* **Requirement**
Scan the material that follows. Copy every line containing the word "nconnected".

* **Task data**
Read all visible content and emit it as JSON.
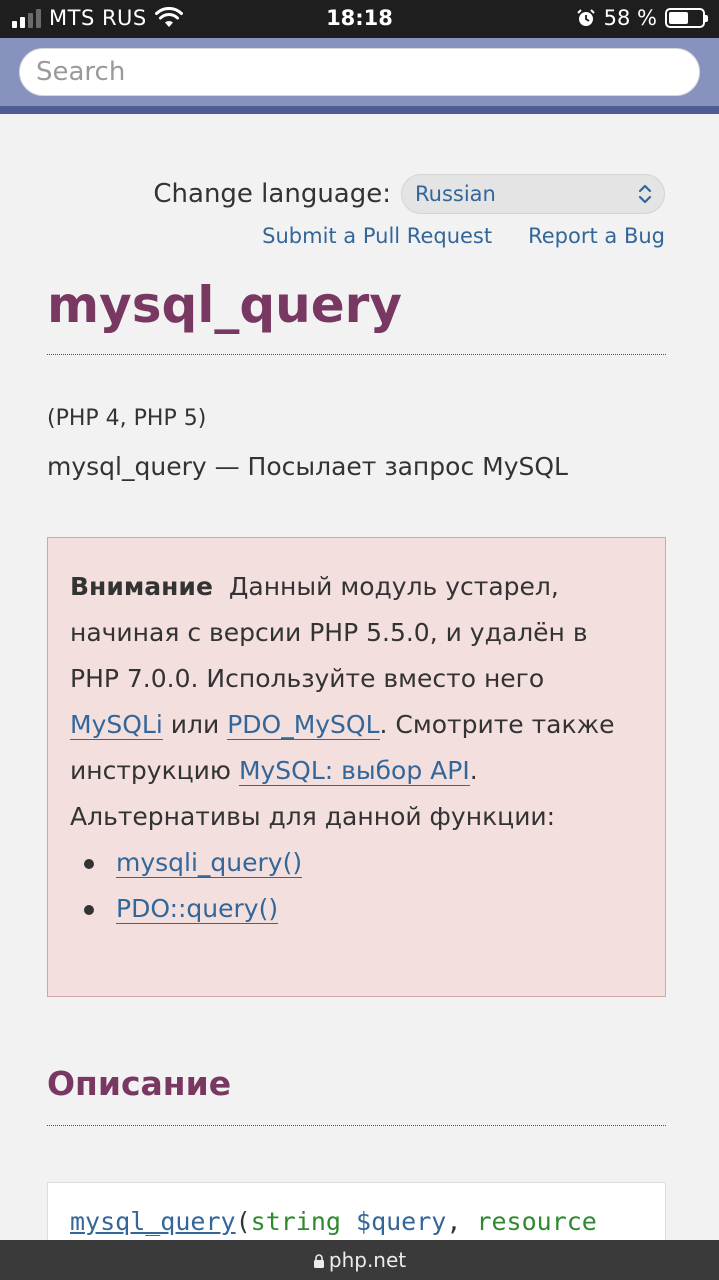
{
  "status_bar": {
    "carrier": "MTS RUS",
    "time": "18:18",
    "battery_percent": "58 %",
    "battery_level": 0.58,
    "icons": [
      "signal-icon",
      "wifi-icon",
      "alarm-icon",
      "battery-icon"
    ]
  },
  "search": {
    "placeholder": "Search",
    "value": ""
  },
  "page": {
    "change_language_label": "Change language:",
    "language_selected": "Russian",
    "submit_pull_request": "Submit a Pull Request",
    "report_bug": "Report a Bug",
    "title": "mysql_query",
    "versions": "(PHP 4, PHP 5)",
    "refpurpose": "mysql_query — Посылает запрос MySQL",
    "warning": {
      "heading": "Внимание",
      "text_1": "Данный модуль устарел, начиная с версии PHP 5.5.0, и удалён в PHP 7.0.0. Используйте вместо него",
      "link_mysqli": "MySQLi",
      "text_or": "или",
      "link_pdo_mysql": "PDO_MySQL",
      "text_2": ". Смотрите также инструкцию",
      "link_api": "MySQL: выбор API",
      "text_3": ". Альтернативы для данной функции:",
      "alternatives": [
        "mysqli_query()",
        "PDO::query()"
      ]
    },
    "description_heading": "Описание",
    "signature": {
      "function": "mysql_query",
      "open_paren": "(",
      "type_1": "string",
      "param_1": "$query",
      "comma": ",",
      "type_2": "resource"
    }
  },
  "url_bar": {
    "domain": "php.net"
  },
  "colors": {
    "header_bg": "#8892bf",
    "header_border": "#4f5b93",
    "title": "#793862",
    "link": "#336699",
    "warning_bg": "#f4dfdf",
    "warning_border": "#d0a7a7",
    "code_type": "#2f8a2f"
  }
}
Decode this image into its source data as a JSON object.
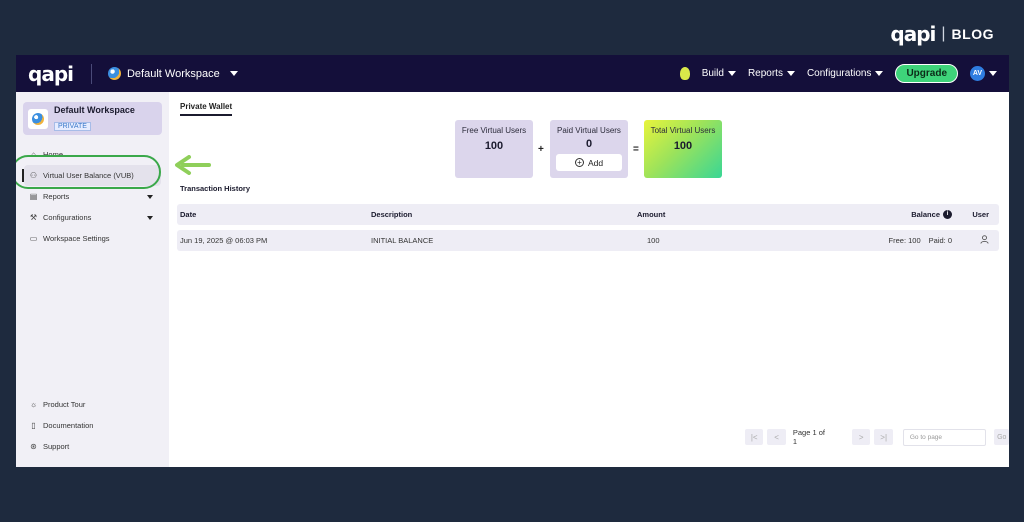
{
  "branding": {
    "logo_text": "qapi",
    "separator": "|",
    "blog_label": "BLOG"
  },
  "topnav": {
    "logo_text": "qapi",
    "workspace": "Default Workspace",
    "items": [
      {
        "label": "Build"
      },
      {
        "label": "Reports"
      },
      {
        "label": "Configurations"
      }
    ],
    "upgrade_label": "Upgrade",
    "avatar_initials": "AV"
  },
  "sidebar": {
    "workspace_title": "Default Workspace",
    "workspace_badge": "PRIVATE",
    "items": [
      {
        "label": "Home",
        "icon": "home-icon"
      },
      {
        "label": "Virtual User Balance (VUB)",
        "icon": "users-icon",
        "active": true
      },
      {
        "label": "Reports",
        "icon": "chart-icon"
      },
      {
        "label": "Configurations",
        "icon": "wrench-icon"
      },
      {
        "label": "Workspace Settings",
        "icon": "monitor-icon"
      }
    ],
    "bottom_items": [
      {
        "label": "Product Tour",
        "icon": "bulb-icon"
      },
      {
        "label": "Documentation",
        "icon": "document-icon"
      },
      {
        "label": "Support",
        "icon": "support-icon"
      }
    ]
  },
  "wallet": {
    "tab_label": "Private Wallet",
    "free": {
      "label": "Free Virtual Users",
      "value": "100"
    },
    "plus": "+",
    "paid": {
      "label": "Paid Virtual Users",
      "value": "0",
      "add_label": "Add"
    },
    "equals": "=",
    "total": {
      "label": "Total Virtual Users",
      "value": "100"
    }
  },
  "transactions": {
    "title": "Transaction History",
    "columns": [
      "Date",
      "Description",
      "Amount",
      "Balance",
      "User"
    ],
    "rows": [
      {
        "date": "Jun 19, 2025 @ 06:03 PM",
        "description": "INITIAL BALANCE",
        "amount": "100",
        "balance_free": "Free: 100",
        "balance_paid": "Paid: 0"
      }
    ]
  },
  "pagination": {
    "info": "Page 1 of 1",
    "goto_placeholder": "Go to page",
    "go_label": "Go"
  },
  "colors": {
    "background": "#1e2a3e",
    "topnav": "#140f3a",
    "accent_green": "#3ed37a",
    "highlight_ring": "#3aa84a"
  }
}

...

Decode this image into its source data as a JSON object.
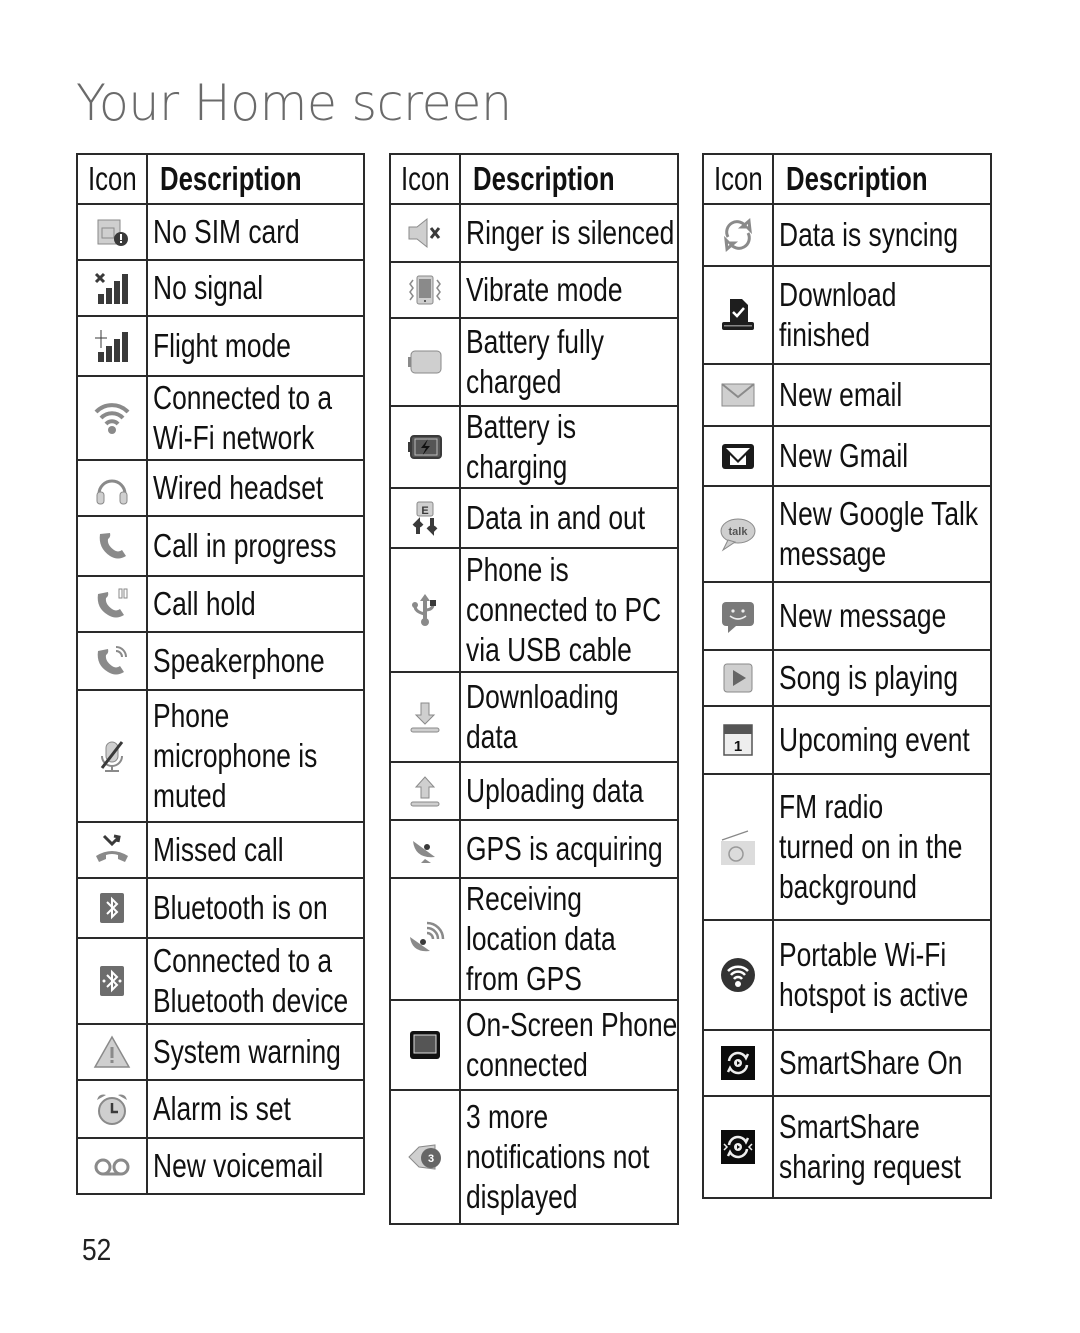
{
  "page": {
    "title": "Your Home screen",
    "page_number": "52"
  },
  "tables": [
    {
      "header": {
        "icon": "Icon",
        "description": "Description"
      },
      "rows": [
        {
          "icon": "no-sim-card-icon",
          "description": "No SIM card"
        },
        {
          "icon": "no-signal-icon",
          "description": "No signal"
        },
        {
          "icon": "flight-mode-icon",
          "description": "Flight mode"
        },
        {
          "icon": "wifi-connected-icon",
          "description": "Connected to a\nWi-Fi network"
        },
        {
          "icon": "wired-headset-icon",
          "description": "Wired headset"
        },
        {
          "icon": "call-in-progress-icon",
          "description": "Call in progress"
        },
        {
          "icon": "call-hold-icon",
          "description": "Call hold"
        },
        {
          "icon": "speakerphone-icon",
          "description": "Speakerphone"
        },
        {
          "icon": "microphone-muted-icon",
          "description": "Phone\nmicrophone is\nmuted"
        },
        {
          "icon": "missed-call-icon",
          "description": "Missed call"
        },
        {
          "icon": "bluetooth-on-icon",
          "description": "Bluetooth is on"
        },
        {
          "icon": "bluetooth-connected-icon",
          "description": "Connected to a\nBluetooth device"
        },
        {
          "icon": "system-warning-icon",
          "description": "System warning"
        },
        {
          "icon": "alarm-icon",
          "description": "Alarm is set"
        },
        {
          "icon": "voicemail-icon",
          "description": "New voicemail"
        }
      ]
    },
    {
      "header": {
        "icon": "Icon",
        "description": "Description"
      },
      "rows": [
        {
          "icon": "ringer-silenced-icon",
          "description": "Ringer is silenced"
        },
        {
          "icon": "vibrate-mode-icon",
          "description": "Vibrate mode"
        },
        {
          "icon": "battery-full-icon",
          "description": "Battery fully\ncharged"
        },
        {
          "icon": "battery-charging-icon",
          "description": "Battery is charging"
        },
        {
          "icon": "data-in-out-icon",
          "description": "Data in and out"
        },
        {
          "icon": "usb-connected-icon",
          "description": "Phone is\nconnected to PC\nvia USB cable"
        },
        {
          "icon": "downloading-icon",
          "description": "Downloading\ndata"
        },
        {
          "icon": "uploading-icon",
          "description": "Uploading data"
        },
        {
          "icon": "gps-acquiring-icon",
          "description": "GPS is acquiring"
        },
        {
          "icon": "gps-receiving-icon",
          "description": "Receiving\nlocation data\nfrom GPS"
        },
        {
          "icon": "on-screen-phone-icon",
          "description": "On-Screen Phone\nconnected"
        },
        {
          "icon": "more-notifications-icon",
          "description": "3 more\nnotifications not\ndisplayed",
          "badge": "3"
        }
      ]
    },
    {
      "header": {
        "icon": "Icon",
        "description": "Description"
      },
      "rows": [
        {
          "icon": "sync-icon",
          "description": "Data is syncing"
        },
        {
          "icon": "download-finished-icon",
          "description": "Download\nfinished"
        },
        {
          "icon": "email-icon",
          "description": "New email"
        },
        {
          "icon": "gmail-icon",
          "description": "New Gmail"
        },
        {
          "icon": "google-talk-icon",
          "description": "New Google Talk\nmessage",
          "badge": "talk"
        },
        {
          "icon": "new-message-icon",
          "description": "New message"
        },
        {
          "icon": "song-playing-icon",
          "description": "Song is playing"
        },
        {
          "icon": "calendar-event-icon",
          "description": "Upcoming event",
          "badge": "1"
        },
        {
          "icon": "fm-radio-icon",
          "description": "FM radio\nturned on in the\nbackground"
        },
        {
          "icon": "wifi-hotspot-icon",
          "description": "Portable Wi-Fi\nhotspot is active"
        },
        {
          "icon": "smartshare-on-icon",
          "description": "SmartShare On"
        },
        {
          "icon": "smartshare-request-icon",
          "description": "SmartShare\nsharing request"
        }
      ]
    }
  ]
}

* **Response for this exercise**
          "description": "Phone is\nconnected to PC\nvia USB cable"
          "description": "On-Screen Phone\nconnected"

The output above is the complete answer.